— START OF Given text —

Why I’m excited to join RStudio, told through a blogdown metadata project

tutorial
I am now a Sr. Product Marketing Manager at RStudio!
Published

13 September 2021

Olive trees against a blue background  and a bright sun

Vincent van Gogh, The Olive Trees (1889)

I am excited to announce that I’ve joined the RStudio Marketing team! I will be creating content on the RStudio Blog that will announce news and share stories from the company, users, and partners. I just started this week and, ready to jump in, I decided that I’d like to deep dive into previous blog posts.

The RStudio blog is written using blogdown and each blog entry contains metadata in the YAML header. Since there are hundreds of blog entries, I decided to use R to quickly pull all this information into an analyzable data frame. While figuring out how to do this, I was reminded of why I am so excited to join RStudio in the first place (and if you want to jump straight into the code, click here!)

The awesomeness that is the R community

As I started the task of pulling the YAML information, I remembered a blogpost from Garrick Aden-Buie called Find, count and list tags in all blogdown posts (thanks, Garrick!). The post taught me about blogdown:::scan_yaml() which was exactly what I needed to get the information from all the YAML headers in the files.

The members of the R Community, including others at RStudio, are incredibly collaborative and helpful, and I hope to be able to contribute to others’ learning as well.

RStudio tools rock

I remember when my older brother introduced me to the tidyverse in graduate school after I had been struggling to understand how to program in R. I was amazed by its usability and functionality and it enabled me to learn more, learn quicker, and learn better. I’ve been fortunate enough to use RStudio tools for my work, like Shiny and shinyapps.io, and each time appreciated the thoughtful and deep work that RStudio does with its services and products.

— END OF Given text —

# [Requirement A]
Copy the lines of the entries from the one with "left-tick-label: 0.0 bbox=[168, 406, 190, 422]" to the one with "x-tick-label: 1.0 bbox=[809, 723, 831, 739]", keeping both of those lines.
The post above has no connection to the entries that follow.

— START OF Listed records —

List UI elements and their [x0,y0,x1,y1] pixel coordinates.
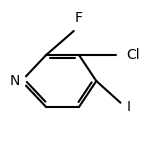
Text: N: N [10,74,20,88]
Text: I: I [127,100,130,114]
Text: Cl: Cl [127,48,140,62]
Text: F: F [75,11,83,25]
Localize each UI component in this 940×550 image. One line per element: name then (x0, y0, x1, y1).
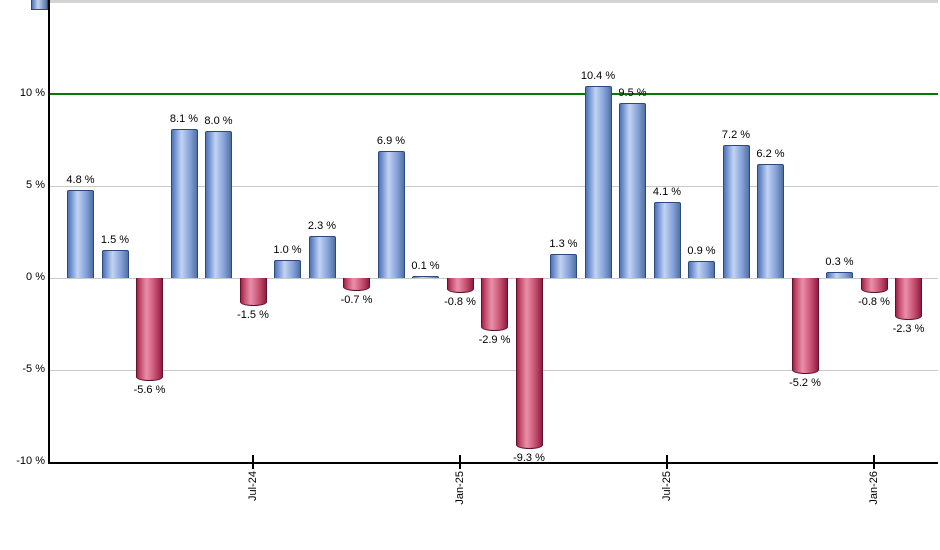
bar-value-label: 8.1 % (169, 113, 199, 125)
return-bar[interactable] (274, 260, 301, 278)
plot-top-border (50, 0, 938, 3)
bar-value-label: 8.0 % (204, 115, 233, 127)
return-bar[interactable] (136, 278, 163, 381)
bar-value-label: 9.5 % (618, 87, 647, 99)
return-bar[interactable] (722, 145, 750, 278)
bar-value-label: -0.7 % (340, 294, 373, 306)
bar-value-label: -2.9 % (478, 334, 511, 346)
bar-value-label: 6.9 % (376, 135, 406, 147)
bar-value-label: 4.1 % (652, 186, 682, 198)
bar-value-label: 10.4 % (580, 70, 616, 82)
x-tick-label: Jan-25 (453, 471, 466, 505)
return-bar[interactable] (67, 190, 94, 278)
y-axis-label: 5 % (26, 179, 45, 191)
return-bar[interactable] (412, 276, 439, 278)
bar-value-label: -1.5 % (237, 309, 269, 321)
x-tick-label: Jul-24 (246, 471, 259, 501)
y-axis-label: 0 % (26, 271, 45, 283)
return-bar[interactable] (170, 129, 198, 278)
x-tick (666, 455, 668, 469)
x-tick (873, 455, 875, 469)
return-bar[interactable] (653, 202, 681, 278)
bar-value-label: 7.2 % (721, 129, 751, 141)
return-bar[interactable] (343, 278, 370, 291)
return-bar[interactable] (101, 250, 129, 278)
return-bar[interactable] (860, 278, 888, 293)
y-axis-line (48, 0, 50, 464)
gridline-5 (50, 186, 938, 187)
reference-line-10pct (50, 93, 938, 95)
return-bar[interactable] (895, 278, 922, 320)
return-bar[interactable] (619, 103, 646, 278)
return-bar[interactable] (239, 278, 267, 306)
return-bar[interactable] (584, 86, 612, 278)
bar-value-label: -0.8 % (444, 296, 476, 308)
bar-value-label: -5.6 % (133, 384, 166, 396)
bar-value-label: 1.0 % (273, 244, 302, 256)
gridline--5 (50, 370, 938, 371)
return-bar[interactable] (481, 278, 508, 331)
bar-value-label: -9.3 % (513, 452, 545, 464)
x-tick-label: Jan-26 (867, 471, 880, 505)
x-tick-label: Jul-25 (660, 471, 673, 501)
return-bar[interactable] (550, 254, 577, 278)
bar-value-label: 0.9 % (687, 245, 716, 257)
bar-value-label: 0.3 % (825, 256, 854, 268)
return-bar[interactable] (791, 278, 819, 374)
x-tick (252, 455, 254, 469)
return-bar[interactable] (826, 272, 853, 278)
bar-value-label: -0.8 % (858, 296, 890, 308)
x-tick (459, 455, 461, 469)
return-bar[interactable] (377, 151, 405, 278)
bar-value-label: 1.5 % (100, 234, 130, 246)
bar-value-label: 0.1 % (411, 260, 440, 272)
y-axis-label: -10 % (16, 455, 45, 467)
bar-value-label: 2.3 % (307, 220, 337, 232)
stray-bar-fragment (31, 0, 48, 10)
return-bar[interactable] (515, 278, 543, 449)
return-bar[interactable] (757, 164, 784, 278)
return-bar[interactable] (688, 261, 715, 278)
bar-value-label: 6.2 % (756, 148, 785, 160)
bar-value-label: 4.8 % (66, 174, 95, 186)
bar-value-label: 1.3 % (549, 238, 578, 250)
return-bar[interactable] (308, 236, 336, 278)
y-axis-label: 10 % (19, 87, 45, 99)
x-axis-line (48, 462, 938, 464)
y-axis-label: -5 % (22, 363, 45, 375)
return-bar[interactable] (205, 131, 232, 278)
bar-value-label: -5.2 % (789, 377, 821, 389)
bar-value-label: -2.3 % (892, 323, 925, 335)
return-bar[interactable] (446, 278, 474, 293)
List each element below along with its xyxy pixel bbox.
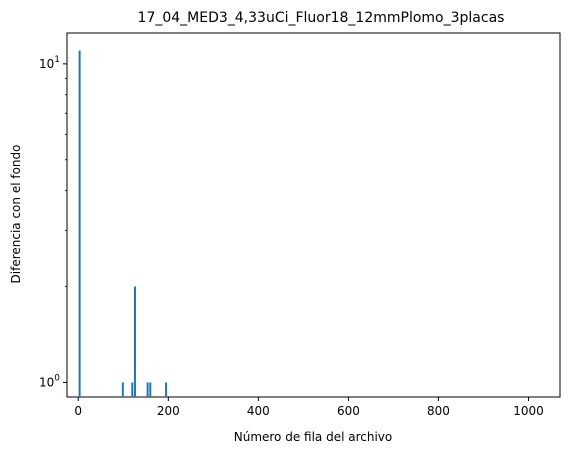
y-tick-label-1: 101 <box>39 55 60 71</box>
y-axis-label: Diferencia con el fondo <box>9 145 23 284</box>
axes-frame <box>66 32 561 398</box>
x-tick-label-3: 600 <box>337 404 360 418</box>
x-tick-label-0: 0 <box>74 404 82 418</box>
x-axis-label: Número de fila del archivo <box>234 430 393 444</box>
bars-layer <box>78 50 168 397</box>
y-tick-label-0: 100 <box>39 373 60 389</box>
plot-area <box>66 32 561 398</box>
x-axis: 0 200 400 600 800 1000 <box>74 397 544 418</box>
y-axis: 100 101 <box>39 55 67 389</box>
x-tick-label-2: 400 <box>247 404 270 418</box>
x-tick-label-5: 1000 <box>513 404 544 418</box>
x-tick-label-1: 200 <box>157 404 180 418</box>
x-tick-label-4: 800 <box>427 404 450 418</box>
chart-title: 17_04_MED3_4,33uCi_Fluor18_12mmPlomo_3pl… <box>138 10 505 26</box>
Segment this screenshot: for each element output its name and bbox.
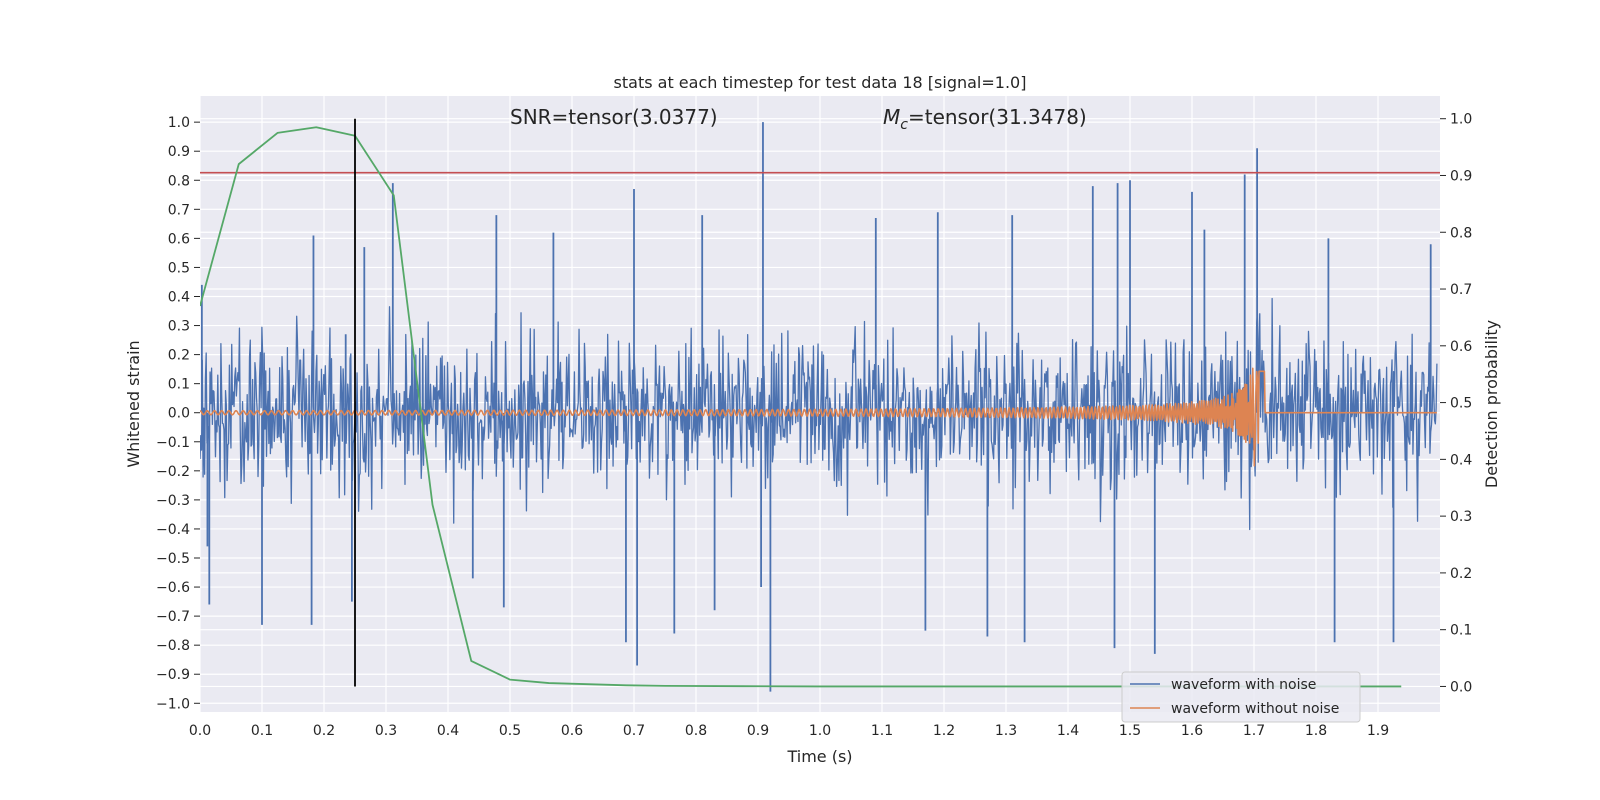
left-tick-label: 0.0 bbox=[168, 406, 190, 422]
x-tick-label: 0.2 bbox=[313, 723, 335, 739]
snr-annotation: SNR=tensor(3.0377) bbox=[510, 105, 718, 129]
left-tick-label: −0.8 bbox=[156, 638, 190, 654]
x-tick-label: 0.3 bbox=[375, 723, 397, 739]
legend: waveform with noise waveform without noi… bbox=[1121, 671, 1361, 723]
right-tick-label: 0.1 bbox=[1450, 623, 1472, 639]
x-tick-label: 1.8 bbox=[1305, 723, 1327, 739]
left-tick-label: 0.1 bbox=[168, 377, 190, 393]
x-tick-label: 0.0 bbox=[189, 723, 211, 739]
left-tick-label: −0.5 bbox=[156, 551, 190, 567]
right-tick-label: 0.4 bbox=[1450, 452, 1472, 468]
mc-subscript: c bbox=[900, 117, 908, 133]
left-tick-label: 0.3 bbox=[168, 319, 190, 335]
x-tick-label: 1.0 bbox=[809, 723, 831, 739]
chirp-mass-annotation: Mc=tensor(31.3478) bbox=[883, 105, 1087, 133]
chart-title: stats at each timestep for test data 18 … bbox=[614, 73, 1027, 92]
left-tick-label: −0.2 bbox=[156, 464, 190, 480]
right-tick-label: 1.0 bbox=[1450, 112, 1472, 128]
left-tick-label: −0.6 bbox=[156, 580, 190, 596]
right-tick-label: 0.6 bbox=[1450, 339, 1472, 355]
x-tick-label: 1.5 bbox=[1119, 723, 1141, 739]
right-y-axis: 1.0 0.9 0.8 0.7 0.6 0.5 0.4 0.3 0.2 0.1 0.0 bbox=[1440, 112, 1472, 695]
left-tick-label: −0.4 bbox=[156, 522, 190, 538]
mc-value: =tensor(31.3478) bbox=[908, 105, 1087, 129]
x-tick-label: 1.9 bbox=[1367, 723, 1389, 739]
left-tick-label: −0.1 bbox=[156, 435, 190, 451]
x-tick-label: 1.4 bbox=[1057, 723, 1079, 739]
x-tick-label: 0.6 bbox=[561, 723, 583, 739]
left-y-axis: 1.0 0.9 0.8 0.7 0.6 0.5 0.4 0.3 0.2 0.1 0.0 −0.1 −0.… bbox=[156, 115, 200, 712]
left-tick-label: 0.9 bbox=[168, 144, 190, 160]
series-waveform-with-noise bbox=[200, 297, 1438, 531]
legend-box bbox=[1121, 671, 1361, 723]
left-tick-label: 1.0 bbox=[168, 115, 190, 131]
left-tick-label: −0.9 bbox=[156, 667, 190, 683]
left-tick-label: −1.0 bbox=[156, 696, 190, 712]
x-tick-label: 1.1 bbox=[871, 723, 893, 739]
x-tick-label: 0.7 bbox=[623, 723, 645, 739]
right-tick-label: 0.5 bbox=[1450, 396, 1472, 412]
right-tick-label: 0.3 bbox=[1450, 509, 1472, 525]
left-y-axis-label: Whitened strain bbox=[124, 340, 143, 467]
right-tick-label: 0.2 bbox=[1450, 566, 1472, 582]
left-tick-label: 0.2 bbox=[168, 348, 190, 364]
x-tick-label: 0.9 bbox=[747, 723, 769, 739]
left-tick-label: 0.4 bbox=[168, 289, 190, 305]
right-tick-label: 0.7 bbox=[1450, 282, 1472, 298]
left-tick-label: −0.7 bbox=[156, 609, 190, 625]
x-tick-label: 0.4 bbox=[437, 723, 459, 739]
left-tick-label: 0.6 bbox=[168, 231, 190, 247]
x-axis: 0.0 0.1 0.2 0.3 0.4 0.5 0.6 0.7 0.8 0.9 1.0 1.1 1.2 1… bbox=[189, 723, 1389, 739]
x-tick-label: 0.5 bbox=[499, 723, 521, 739]
x-tick-label: 1.2 bbox=[933, 723, 955, 739]
left-tick-label: 0.8 bbox=[168, 173, 190, 189]
x-axis-label: Time (s) bbox=[786, 747, 852, 766]
x-tick-label: 1.7 bbox=[1243, 723, 1265, 739]
mc-symbol: M bbox=[883, 105, 900, 129]
right-tick-label: 0.9 bbox=[1450, 168, 1472, 184]
legend-label-noise: waveform with noise bbox=[1171, 677, 1316, 693]
left-tick-label: −0.3 bbox=[156, 493, 190, 509]
right-tick-label: 0.8 bbox=[1450, 225, 1472, 241]
right-tick-label: 0.0 bbox=[1450, 679, 1472, 695]
x-tick-label: 1.6 bbox=[1181, 723, 1203, 739]
right-y-axis-label: Detection probability bbox=[1482, 320, 1501, 488]
x-tick-label: 1.3 bbox=[995, 723, 1017, 739]
series-detection-probability bbox=[200, 126, 1402, 688]
left-tick-label: 0.5 bbox=[168, 260, 190, 276]
series-waveform-without-noise bbox=[200, 367, 1437, 467]
x-tick-label: 0.8 bbox=[685, 723, 707, 739]
legend-label-clean: waveform without noise bbox=[1171, 701, 1339, 717]
left-tick-label: 0.7 bbox=[168, 202, 190, 218]
series-layer bbox=[200, 118, 1440, 692]
x-tick-label: 0.1 bbox=[251, 723, 273, 739]
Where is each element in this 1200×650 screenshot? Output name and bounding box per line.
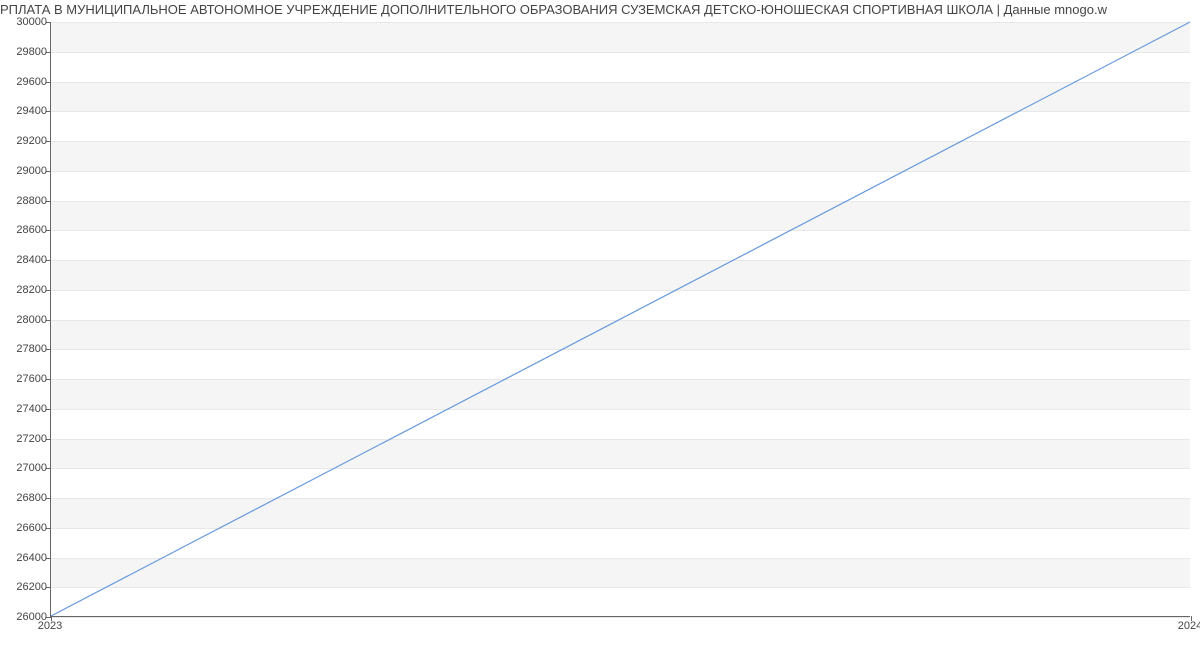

— END OF Listed records —

# [Requirement B]
Write out the full post about joining RStudio word for word.

# [Problem solution A]
left-tick-label: 0.0 bbox=[168, 406, 190, 422]
x-tick-label: 0.2 bbox=[313, 723, 335, 739]
snr-annotation: SNR=tensor(3.0377) bbox=[510, 105, 718, 129]
left-tick-label: −0.8 bbox=[156, 638, 190, 654]
x-tick-label: 0.3 bbox=[375, 723, 397, 739]
legend: waveform with noise waveform without noi… bbox=[1121, 671, 1361, 723]
right-tick-label: 0.1 bbox=[1450, 623, 1472, 639]
x-tick-label: 1.8 bbox=[1305, 723, 1327, 739]
left-tick-label: 0.1 bbox=[168, 377, 190, 393]
x-tick-label: 0.0 bbox=[189, 723, 211, 739]
left-tick-label: −0.5 bbox=[156, 551, 190, 567]
right-tick-label: 0.4 bbox=[1450, 452, 1472, 468]
mc-subscript: c bbox=[900, 117, 908, 133]
left-tick-label: 0.3 bbox=[168, 319, 190, 335]
x-tick-label: 1.0 bbox=[809, 723, 831, 739]

# [Problem solution B]
Why I’m excited to join RStudio, told through a blogdown metadata project

tutorial
I am now a Sr. Product Marketing Manager at RStudio!
Published

13 September 2021

Olive trees against a blue background  and a bright sun

Vincent van Gogh, The Olive Trees (1889)

I am excited to announce that I’ve joined the RStudio Marketing team! I will be creating content on the RStudio Blog that will announce news and share stories from the company, users, and partners. I just started this week and, ready to jump in, I decided that I’d like to deep dive into previous blog posts.

The RStudio blog is written using blogdown and each blog entry contains metadata in the YAML header. Since there are hundreds of blog entries, I decided to use R to quickly pull all this information into an analyzable data frame. While figuring out how to do this, I was reminded of why I am so excited to join RStudio in the first place (and if you want to jump straight into the code, click here!)

The awesomeness that is the R community

As I started the task of pulling the YAML information, I remembered a blogpost from Garrick Aden-Buie called Find, count and list tags in all blogdown posts (thanks, Garrick!). The post taught me about blogdown:::scan_yaml() which was exactly what I needed to get the information from all the YAML headers in the files.

The members of the R Community, including others at RStudio, are incredibly collaborative and helpful, and I hope to be able to contribute to others’ learning as well.

RStudio tools rock

I remember when my older brother introduced me to the tidyverse in graduate school after I had been struggling to understand how to program in R. I was amazed by its usability and functionality and it enabled me to learn more, learn quicker, and learn better. I’ve been fortunate enough to use RStudio tools for my work, like Shiny and shinyapps.io, and each time appreciated the thoughtful and deep work that RStudio does with its services and products.